• **RECORDS TO PROCESS**:

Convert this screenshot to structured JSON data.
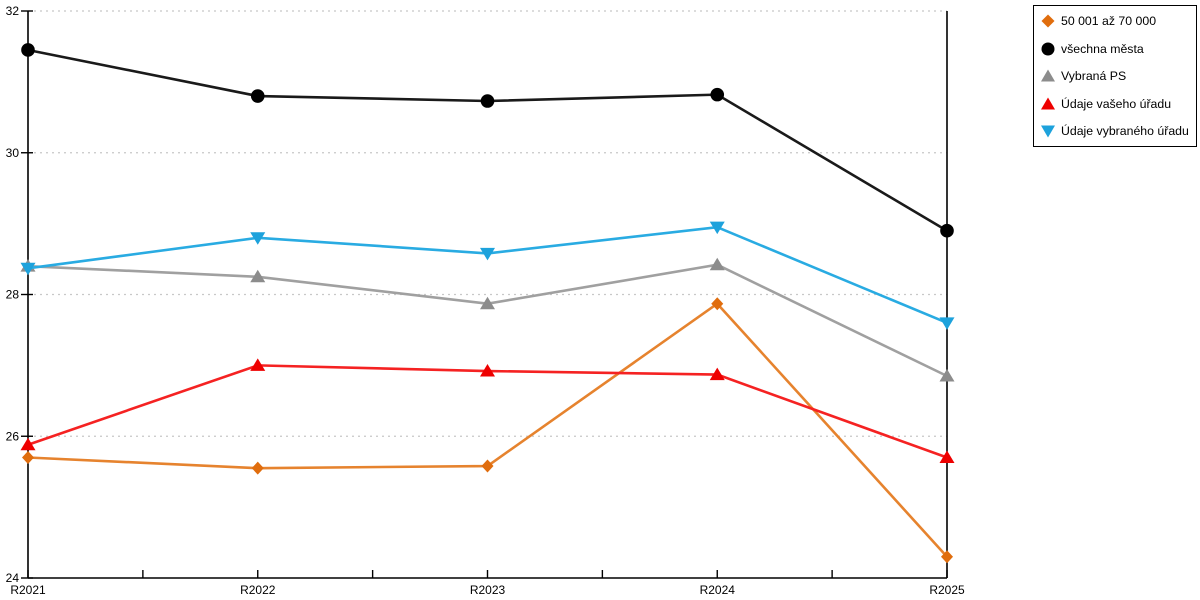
{
  "chart_data": {
    "type": "line",
    "title": "",
    "xlabel": "",
    "ylabel": "",
    "categories": [
      "R2021",
      "R2022",
      "R2023",
      "R2024",
      "R2025"
    ],
    "y_ticks": [
      "24",
      "26",
      "28",
      "30",
      "32"
    ],
    "ylim": [
      24,
      32
    ],
    "grid": "horizontal-dotted",
    "legend_position": "outside-top-right",
    "colors": {
      "grid": "#c8c8c8",
      "axis": "#000000",
      "background": "#ffffff"
    },
    "series": [
      {
        "name": "50 001 až 70 000",
        "marker": "diamond",
        "line_color": "#e6832e",
        "marker_color": "#e06d0d",
        "values": [
          25.7,
          25.55,
          25.58,
          27.87,
          24.3
        ]
      },
      {
        "name": "všechna města",
        "marker": "circle",
        "line_color": "#1a1a1a",
        "marker_color": "#000000",
        "values": [
          31.45,
          30.8,
          30.73,
          30.82,
          28.9
        ]
      },
      {
        "name": "Vybraná PS",
        "marker": "triangle-up",
        "line_color": "#a0a0a0",
        "marker_color": "#8c8c8c",
        "values": [
          28.4,
          28.25,
          27.87,
          28.42,
          26.85
        ]
      },
      {
        "name": "Údaje vašeho úřadu",
        "marker": "triangle-up",
        "line_color": "#f52222",
        "marker_color": "#ee0000",
        "values": [
          25.88,
          27.0,
          26.92,
          26.87,
          25.7
        ]
      },
      {
        "name": "Údaje vybraného úřadu",
        "marker": "triangle-down",
        "line_color": "#29abe2",
        "marker_color": "#1da2dc",
        "values": [
          28.37,
          28.8,
          28.58,
          28.95,
          27.6
        ]
      }
    ]
  }
}
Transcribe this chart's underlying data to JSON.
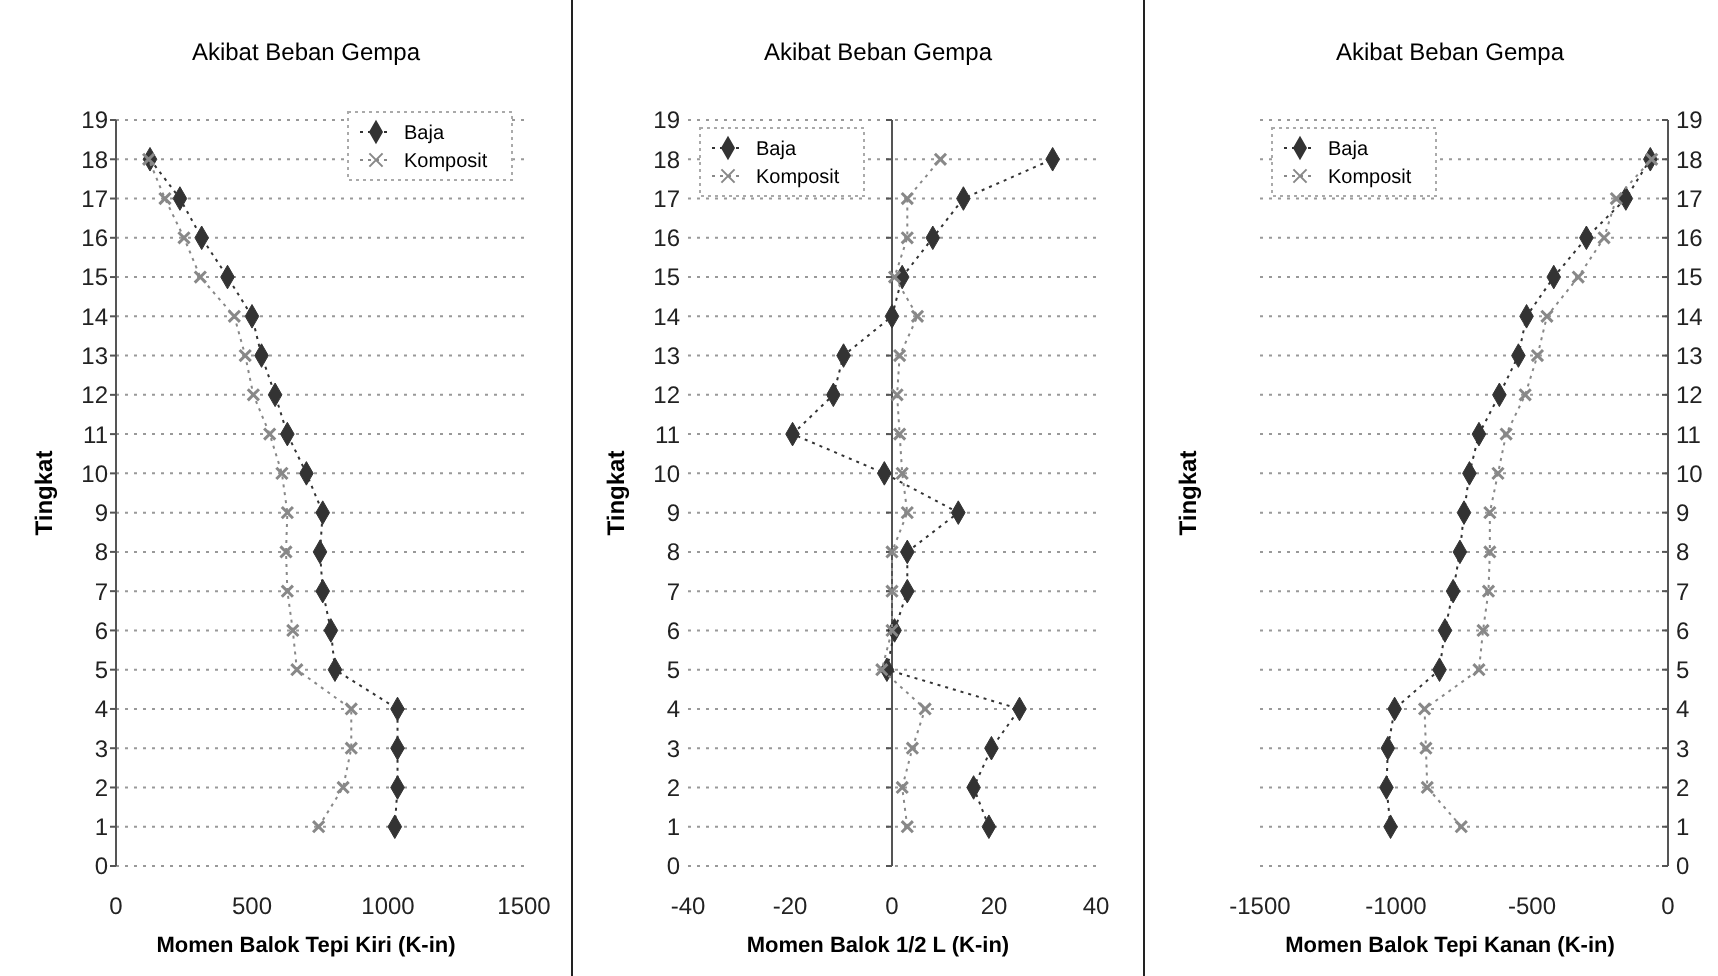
{
  "chart_data": [
    {
      "type": "line",
      "title": "Akibat Beban Gempa",
      "xlabel": "Momen Balok Tepi Kiri (K-in)",
      "ylabel": "Tingkat",
      "xlim": [
        0,
        1500
      ],
      "xticks": [
        0,
        500,
        1000,
        1500
      ],
      "ylim": [
        0,
        19
      ],
      "yticks": [
        0,
        1,
        2,
        3,
        4,
        5,
        6,
        7,
        8,
        9,
        10,
        11,
        12,
        13,
        14,
        15,
        16,
        17,
        18,
        19
      ],
      "grid": "y",
      "legend": "top right",
      "line_style": "dotted",
      "series": [
        {
          "name": "Baja",
          "color": "#333333",
          "marker": "diamond",
          "x": [
            1025,
            1035,
            1035,
            1035,
            805,
            790,
            760,
            750,
            760,
            700,
            630,
            585,
            535,
            500,
            410,
            315,
            235,
            125
          ],
          "values": [
            1,
            2,
            3,
            4,
            5,
            6,
            7,
            8,
            9,
            10,
            11,
            12,
            13,
            14,
            15,
            16,
            17,
            18
          ]
        },
        {
          "name": "Komposit",
          "color": "#888888",
          "marker": "cross",
          "x": [
            745,
            835,
            865,
            865,
            665,
            650,
            630,
            625,
            630,
            610,
            565,
            505,
            475,
            435,
            310,
            250,
            180,
            120
          ],
          "values": [
            1,
            2,
            3,
            4,
            5,
            6,
            7,
            8,
            9,
            10,
            11,
            12,
            13,
            14,
            15,
            16,
            17,
            18
          ]
        }
      ]
    },
    {
      "type": "line",
      "title": "Akibat Beban Gempa",
      "xlabel": "Momen Balok 1/2 L (K-in)",
      "ylabel": "Tingkat",
      "xlim": [
        -40,
        40
      ],
      "xticks": [
        -40,
        -20,
        0,
        20,
        40
      ],
      "ylim": [
        0,
        19
      ],
      "yticks": [
        0,
        1,
        2,
        3,
        4,
        5,
        6,
        7,
        8,
        9,
        10,
        11,
        12,
        13,
        14,
        15,
        16,
        17,
        18,
        19
      ],
      "grid": "y",
      "legend": "top left",
      "line_style": "dotted",
      "series": [
        {
          "name": "Baja",
          "color": "#333333",
          "marker": "diamond",
          "x": [
            19,
            16,
            19.5,
            25,
            -1,
            0.5,
            3,
            3,
            13,
            -1.5,
            -19.5,
            -11.5,
            -9.5,
            0,
            2,
            8,
            14,
            31.5
          ],
          "values": [
            1,
            2,
            3,
            4,
            5,
            6,
            7,
            8,
            9,
            10,
            11,
            12,
            13,
            14,
            15,
            16,
            17,
            18
          ]
        },
        {
          "name": "Komposit",
          "color": "#888888",
          "marker": "cross",
          "x": [
            3,
            2,
            4,
            6.5,
            -2,
            0,
            0,
            0,
            3,
            2,
            1.5,
            1,
            1.5,
            5,
            0.5,
            3,
            3,
            9.5
          ],
          "values": [
            1,
            2,
            3,
            4,
            5,
            6,
            7,
            8,
            9,
            10,
            11,
            12,
            13,
            14,
            15,
            16,
            17,
            18
          ]
        }
      ]
    },
    {
      "type": "line",
      "title": "Akibat Beban Gempa",
      "xlabel": "Momen Balok Tepi Kanan (K-in)",
      "ylabel": "Tingkat",
      "xlim": [
        -1500,
        0
      ],
      "xticks": [
        -1500,
        -1000,
        -500,
        0
      ],
      "ylim": [
        0,
        19
      ],
      "yticks": [
        0,
        1,
        2,
        3,
        4,
        5,
        6,
        7,
        8,
        9,
        10,
        11,
        12,
        13,
        14,
        15,
        16,
        17,
        18,
        19
      ],
      "grid": "y",
      "legend": "top left",
      "line_style": "dotted",
      "series": [
        {
          "name": "Baja",
          "color": "#333333",
          "marker": "diamond",
          "x": [
            -1020,
            -1035,
            -1030,
            -1005,
            -840,
            -820,
            -790,
            -765,
            -750,
            -730,
            -695,
            -620,
            -550,
            -520,
            -420,
            -300,
            -155,
            -65
          ],
          "values": [
            1,
            2,
            3,
            4,
            5,
            6,
            7,
            8,
            9,
            10,
            11,
            12,
            13,
            14,
            15,
            16,
            17,
            18
          ]
        },
        {
          "name": "Komposit",
          "color": "#888888",
          "marker": "cross",
          "x": [
            -760,
            -885,
            -890,
            -895,
            -695,
            -680,
            -660,
            -655,
            -655,
            -625,
            -595,
            -525,
            -480,
            -445,
            -330,
            -235,
            -190,
            -60
          ],
          "values": [
            1,
            2,
            3,
            4,
            5,
            6,
            7,
            8,
            9,
            10,
            11,
            12,
            13,
            14,
            15,
            16,
            17,
            18
          ]
        }
      ]
    }
  ]
}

• **DIRECTIVE**: Find every line holding the word "Balok"; give their count and nothing else.

• **PROBLEM SOLUTION**: 3